Begin
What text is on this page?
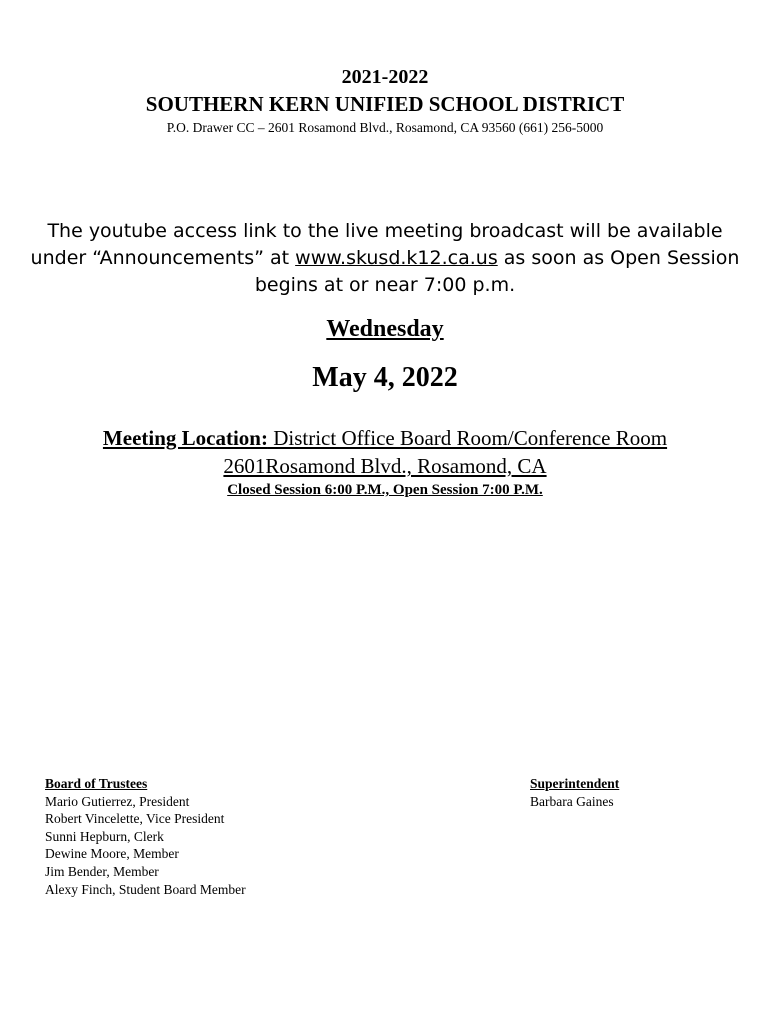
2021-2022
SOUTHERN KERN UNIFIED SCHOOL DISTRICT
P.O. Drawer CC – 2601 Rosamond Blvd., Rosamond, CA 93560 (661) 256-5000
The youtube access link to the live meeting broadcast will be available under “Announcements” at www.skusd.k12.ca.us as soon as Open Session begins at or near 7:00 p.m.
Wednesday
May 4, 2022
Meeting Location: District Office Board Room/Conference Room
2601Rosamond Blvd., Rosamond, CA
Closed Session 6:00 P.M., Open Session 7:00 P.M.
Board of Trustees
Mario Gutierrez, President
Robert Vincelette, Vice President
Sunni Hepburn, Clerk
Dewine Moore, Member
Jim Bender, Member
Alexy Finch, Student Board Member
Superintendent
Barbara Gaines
End
Begin
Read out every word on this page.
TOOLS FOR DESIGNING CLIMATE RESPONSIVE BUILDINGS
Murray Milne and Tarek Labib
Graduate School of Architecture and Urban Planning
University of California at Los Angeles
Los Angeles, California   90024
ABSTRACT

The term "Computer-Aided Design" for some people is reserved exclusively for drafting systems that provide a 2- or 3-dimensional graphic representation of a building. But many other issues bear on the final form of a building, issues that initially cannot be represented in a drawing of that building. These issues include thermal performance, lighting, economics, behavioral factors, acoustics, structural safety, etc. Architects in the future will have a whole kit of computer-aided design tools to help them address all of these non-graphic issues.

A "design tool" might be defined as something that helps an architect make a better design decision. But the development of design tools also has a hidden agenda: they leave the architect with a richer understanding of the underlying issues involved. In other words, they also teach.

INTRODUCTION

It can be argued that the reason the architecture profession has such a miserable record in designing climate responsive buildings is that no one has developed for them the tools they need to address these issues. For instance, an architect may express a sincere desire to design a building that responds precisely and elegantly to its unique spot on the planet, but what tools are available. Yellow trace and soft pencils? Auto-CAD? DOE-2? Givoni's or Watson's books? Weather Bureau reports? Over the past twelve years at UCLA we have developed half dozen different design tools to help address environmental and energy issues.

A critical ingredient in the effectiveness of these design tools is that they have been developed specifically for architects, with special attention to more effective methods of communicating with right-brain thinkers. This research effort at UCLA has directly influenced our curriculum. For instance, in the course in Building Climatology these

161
End
> **Short task**
Look through the material and copy each line that has "Open".

> **Task response**
The youtube access link to the live meeting broadcast will be available under “Announcements” at www.skusd.k12.ca.us as soon as Open Session begins at or near 7:00 p.m.
Closed Session 6:00 P.M., Open Session 7:00 P.M.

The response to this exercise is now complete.